▶ **Task directions**
Edit the entries below by replacing every instance of "Description with numbered items" with "Description with labeled parts". Leave all other text unchanged.

▶ **Provided entries**
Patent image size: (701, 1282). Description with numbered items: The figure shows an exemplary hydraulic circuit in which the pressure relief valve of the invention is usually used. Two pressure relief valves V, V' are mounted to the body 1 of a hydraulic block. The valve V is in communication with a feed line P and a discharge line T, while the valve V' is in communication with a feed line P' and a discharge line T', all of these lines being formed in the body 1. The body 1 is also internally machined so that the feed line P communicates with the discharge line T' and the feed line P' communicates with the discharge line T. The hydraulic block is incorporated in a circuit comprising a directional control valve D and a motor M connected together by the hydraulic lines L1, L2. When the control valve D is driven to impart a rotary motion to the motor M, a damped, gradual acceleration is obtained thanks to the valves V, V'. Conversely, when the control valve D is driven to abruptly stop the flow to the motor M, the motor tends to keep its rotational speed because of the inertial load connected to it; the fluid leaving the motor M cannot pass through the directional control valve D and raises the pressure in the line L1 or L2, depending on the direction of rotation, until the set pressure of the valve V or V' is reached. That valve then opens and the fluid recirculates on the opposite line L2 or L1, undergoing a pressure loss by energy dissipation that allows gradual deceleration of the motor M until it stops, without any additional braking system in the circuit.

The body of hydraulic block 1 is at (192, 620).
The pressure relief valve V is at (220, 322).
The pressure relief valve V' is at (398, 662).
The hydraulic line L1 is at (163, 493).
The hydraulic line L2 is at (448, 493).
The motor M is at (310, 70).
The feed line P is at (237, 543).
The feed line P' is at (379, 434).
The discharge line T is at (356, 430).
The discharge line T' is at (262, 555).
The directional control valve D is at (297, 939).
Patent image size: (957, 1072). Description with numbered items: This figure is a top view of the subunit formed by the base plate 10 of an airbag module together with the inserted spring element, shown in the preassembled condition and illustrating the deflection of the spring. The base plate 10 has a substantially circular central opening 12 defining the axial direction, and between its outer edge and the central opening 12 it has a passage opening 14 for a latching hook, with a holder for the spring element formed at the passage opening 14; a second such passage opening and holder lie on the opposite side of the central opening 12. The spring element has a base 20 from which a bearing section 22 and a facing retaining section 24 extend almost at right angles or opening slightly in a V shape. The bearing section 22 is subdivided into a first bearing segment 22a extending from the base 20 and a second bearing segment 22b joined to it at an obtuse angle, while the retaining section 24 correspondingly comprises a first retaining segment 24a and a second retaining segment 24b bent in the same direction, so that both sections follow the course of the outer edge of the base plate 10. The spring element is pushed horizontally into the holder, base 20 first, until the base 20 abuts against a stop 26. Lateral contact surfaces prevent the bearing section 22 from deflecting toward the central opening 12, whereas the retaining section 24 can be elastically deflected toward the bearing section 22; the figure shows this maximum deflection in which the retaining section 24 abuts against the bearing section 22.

▶ **Response to the exercise**
Patent image size: (701, 1282). Description with labeled parts: The figure shows an exemplary hydraulic circuit in which the pressure relief valve of the invention is usually used. Two pressure relief valves V, V' are mounted to the body 1 of a hydraulic block. The valve V is in communication with a feed line P and a discharge line T, while the valve V' is in communication with a feed line P' and a discharge line T', all of these lines being formed in the body 1. The body 1 is also internally machined so that the feed line P communicates with the discharge line T' and the feed line P' communicates with the discharge line T. The hydraulic block is incorporated in a circuit comprising a directional control valve D and a motor M connected together by the hydraulic lines L1, L2. When the control valve D is driven to impart a rotary motion to the motor M, a damped, gradual acceleration is obtained thanks to the valves V, V'. Conversely, when the control valve D is driven to abruptly stop the flow to the motor M, the motor tends to keep its rotational speed because of the inertial load connected to it; the fluid leaving the motor M cannot pass through the directional control valve D and raises the pressure in the line L1 or L2, depending on the direction of rotation, until the set pressure of the valve V or V' is reached. That valve then opens and the fluid recirculates on the opposite line L2 or L1, undergoing a pressure loss by energy dissipation that allows gradual deceleration of the motor M until it stops, without any additional braking system in the circuit.

The body of hydraulic block 1 is at (192, 620).
The pressure relief valve V is at (220, 322).
The pressure relief valve V' is at (398, 662).
The hydraulic line L1 is at (163, 493).
The hydraulic line L2 is at (448, 493).
The motor M is at (310, 70).
The feed line P is at (237, 543).
The feed line P' is at (379, 434).
The discharge line T is at (356, 430).
The discharge line T' is at (262, 555).
The directional control valve D is at (297, 939).
Patent image size: (957, 1072). Description with labeled parts: This figure is a top view of the subunit formed by the base plate 10 of an airbag module together with the inserted spring element, shown in the preassembled condition and illustrating the deflection of the spring. The base plate 10 has a substantially circular central opening 12 defining the axial direction, and between its outer edge and the central opening 12 it has a passage opening 14 for a latching hook, with a holder for the spring element formed at the passage opening 14; a second such passage opening and holder lie on the opposite side of the central opening 12. The spring element has a base 20 from which a bearing section 22 and a facing retaining section 24 extend almost at right angles or opening slightly in a V shape. The bearing section 22 is subdivided into a first bearing segment 22a extending from the base 20 and a second bearing segment 22b joined to it at an obtuse angle, while the retaining section 24 correspondingly comprises a first retaining segment 24a and a second retaining segment 24b bent in the same direction, so that both sections follow the course of the outer edge of the base plate 10. The spring element is pushed horizontally into the holder, base 20 first, until the base 20 abuts against a stop 26. Lateral contact surfaces prevent the bearing section 22 from deflecting toward the central opening 12, whereas the retaining section 24 can be elastically deflected toward the bearing section 22; the figure shows this maximum deflection in which the retaining section 24 abuts against the bearing section 22.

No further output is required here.